• WHAT THE TASK REQUIRES: Give back the full listing, character for character, with no pictures.

════════

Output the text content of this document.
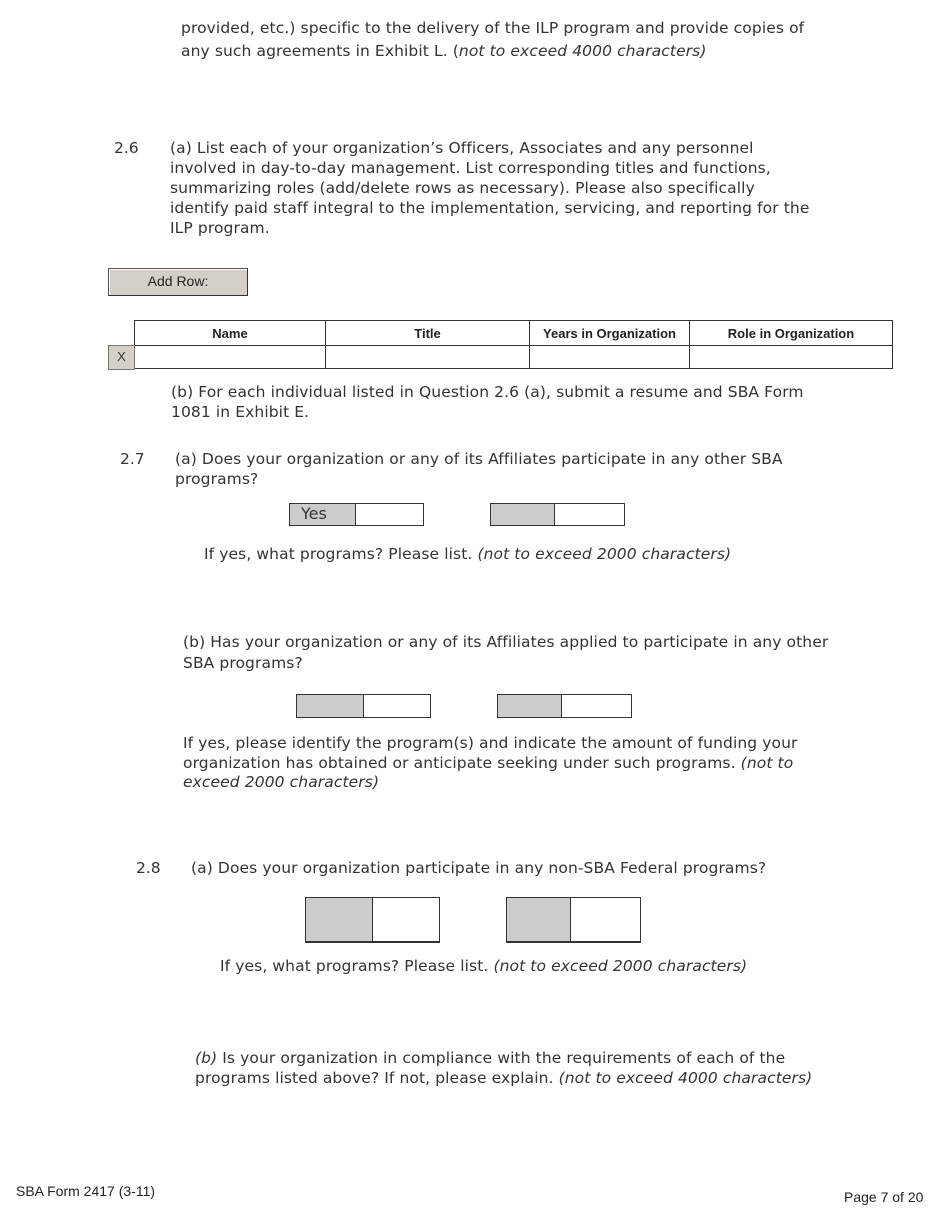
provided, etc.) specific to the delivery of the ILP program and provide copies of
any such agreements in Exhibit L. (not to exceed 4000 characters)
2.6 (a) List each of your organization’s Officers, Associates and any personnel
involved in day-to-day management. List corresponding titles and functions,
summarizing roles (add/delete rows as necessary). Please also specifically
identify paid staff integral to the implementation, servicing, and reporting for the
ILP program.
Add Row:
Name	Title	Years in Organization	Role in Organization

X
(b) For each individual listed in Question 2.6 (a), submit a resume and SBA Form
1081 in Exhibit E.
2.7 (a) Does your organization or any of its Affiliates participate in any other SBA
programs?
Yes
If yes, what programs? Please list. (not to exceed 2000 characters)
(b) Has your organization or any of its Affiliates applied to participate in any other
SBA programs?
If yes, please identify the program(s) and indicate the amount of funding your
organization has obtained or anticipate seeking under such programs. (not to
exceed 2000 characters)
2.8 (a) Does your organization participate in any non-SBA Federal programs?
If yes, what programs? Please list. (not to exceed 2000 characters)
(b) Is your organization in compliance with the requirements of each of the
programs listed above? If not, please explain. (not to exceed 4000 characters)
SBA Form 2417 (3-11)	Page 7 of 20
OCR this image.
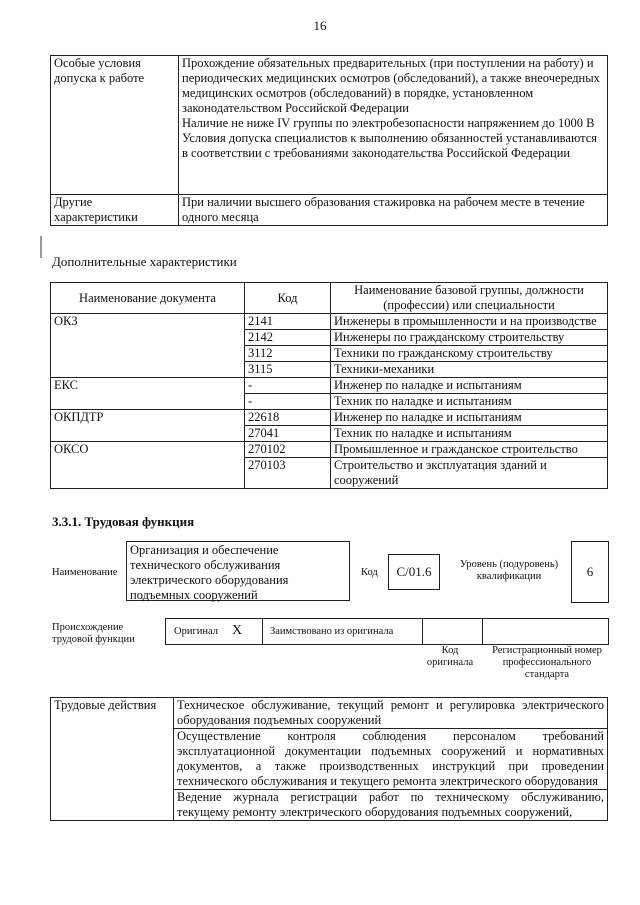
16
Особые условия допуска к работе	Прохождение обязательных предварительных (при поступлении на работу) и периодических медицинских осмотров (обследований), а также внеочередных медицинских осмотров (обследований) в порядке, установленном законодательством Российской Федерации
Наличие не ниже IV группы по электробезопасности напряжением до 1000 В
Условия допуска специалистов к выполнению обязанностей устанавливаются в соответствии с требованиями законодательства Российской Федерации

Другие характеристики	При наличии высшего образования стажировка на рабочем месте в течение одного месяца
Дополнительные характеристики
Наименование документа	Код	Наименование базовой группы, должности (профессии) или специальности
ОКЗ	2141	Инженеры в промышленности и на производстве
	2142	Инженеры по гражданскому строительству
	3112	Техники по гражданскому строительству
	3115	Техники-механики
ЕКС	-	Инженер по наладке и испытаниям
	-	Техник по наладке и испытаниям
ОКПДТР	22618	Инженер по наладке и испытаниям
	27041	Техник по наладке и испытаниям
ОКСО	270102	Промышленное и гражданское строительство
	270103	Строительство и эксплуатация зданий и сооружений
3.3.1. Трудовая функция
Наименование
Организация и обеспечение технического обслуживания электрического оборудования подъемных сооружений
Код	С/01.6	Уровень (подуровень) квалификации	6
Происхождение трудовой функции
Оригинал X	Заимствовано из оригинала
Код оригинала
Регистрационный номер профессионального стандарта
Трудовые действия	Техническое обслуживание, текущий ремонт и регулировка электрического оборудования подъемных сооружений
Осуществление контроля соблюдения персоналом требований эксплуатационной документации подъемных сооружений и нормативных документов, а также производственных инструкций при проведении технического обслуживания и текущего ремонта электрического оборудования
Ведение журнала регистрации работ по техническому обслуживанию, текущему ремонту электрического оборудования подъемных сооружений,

════════

• FINAL RESULT:
Output the text content of this document.
provided, etc.) specific to the delivery of the ILP program and provide copies of
any such agreements in Exhibit L. (not to exceed 4000 characters)
2.6 (a) List each of your organization’s Officers, Associates and any personnel
involved in day-to-day management. List corresponding titles and functions,
summarizing roles (add/delete rows as necessary). Please also specifically
identify paid staff integral to the implementation, servicing, and reporting for the
ILP program.
Add Row:
Name	Title	Years in Organization	Role in Organization

X
(b) For each individual listed in Question 2.6 (a), submit a resume and SBA Form
1081 in Exhibit E.
2.7 (a) Does your organization or any of its Affiliates participate in any other SBA
programs?
Yes
If yes, what programs? Please list. (not to exceed 2000 characters)
(b) Has your organization or any of its Affiliates applied to participate in any other
SBA programs?
If yes, please identify the program(s) and indicate the amount of funding your
organization has obtained or anticipate seeking under such programs. (not to
exceed 2000 characters)
2.8 (a) Does your organization participate in any non-SBA Federal programs?
If yes, what programs? Please list. (not to exceed 2000 characters)
(b) Is your organization in compliance with the requirements of each of the
programs listed above? If not, please explain. (not to exceed 4000 characters)
SBA Form 2417 (3-11)	Page 7 of 20
OCR this image.
16
Особые условия допуска к работе	Прохождение обязательных предварительных (при поступлении на работу) и периодических медицинских осмотров (обследований), а также внеочередных медицинских осмотров (обследований) в порядке, установленном законодательством Российской Федерации
Наличие не ниже IV группы по электробезопасности напряжением до 1000 В
Условия допуска специалистов к выполнению обязанностей устанавливаются в соответствии с требованиями законодательства Российской Федерации

Другие характеристики	При наличии высшего образования стажировка на рабочем месте в течение одного месяца
Дополнительные характеристики
Наименование документа	Код	Наименование базовой группы, должности (профессии) или специальности
ОКЗ	2141	Инженеры в промышленности и на производстве
	2142	Инженеры по гражданскому строительству
	3112	Техники по гражданскому строительству
	3115	Техники-механики
ЕКС	-	Инженер по наладке и испытаниям
	-	Техник по наладке и испытаниям
ОКПДТР	22618	Инженер по наладке и испытаниям
	27041	Техник по наладке и испытаниям
ОКСО	270102	Промышленное и гражданское строительство
	270103	Строительство и эксплуатация зданий и сооружений
3.3.1. Трудовая функция
Наименование
Организация и обеспечение технического обслуживания электрического оборудования подъемных сооружений
Код	С/01.6	Уровень (подуровень) квалификации	6
Происхождение трудовой функции
Оригинал X	Заимствовано из оригинала
Код оригинала
Регистрационный номер профессионального стандарта
Трудовые действия	Техническое обслуживание, текущий ремонт и регулировка электрического оборудования подъемных сооружений
Осуществление контроля соблюдения персоналом требований эксплуатационной документации подъемных сооружений и нормативных документов, а также производственных инструкций при проведении технического обслуживания и текущего ремонта электрического оборудования
Ведение журнала регистрации работ по техническому обслуживанию, текущему ремонту электрического оборудования подъемных сооружений,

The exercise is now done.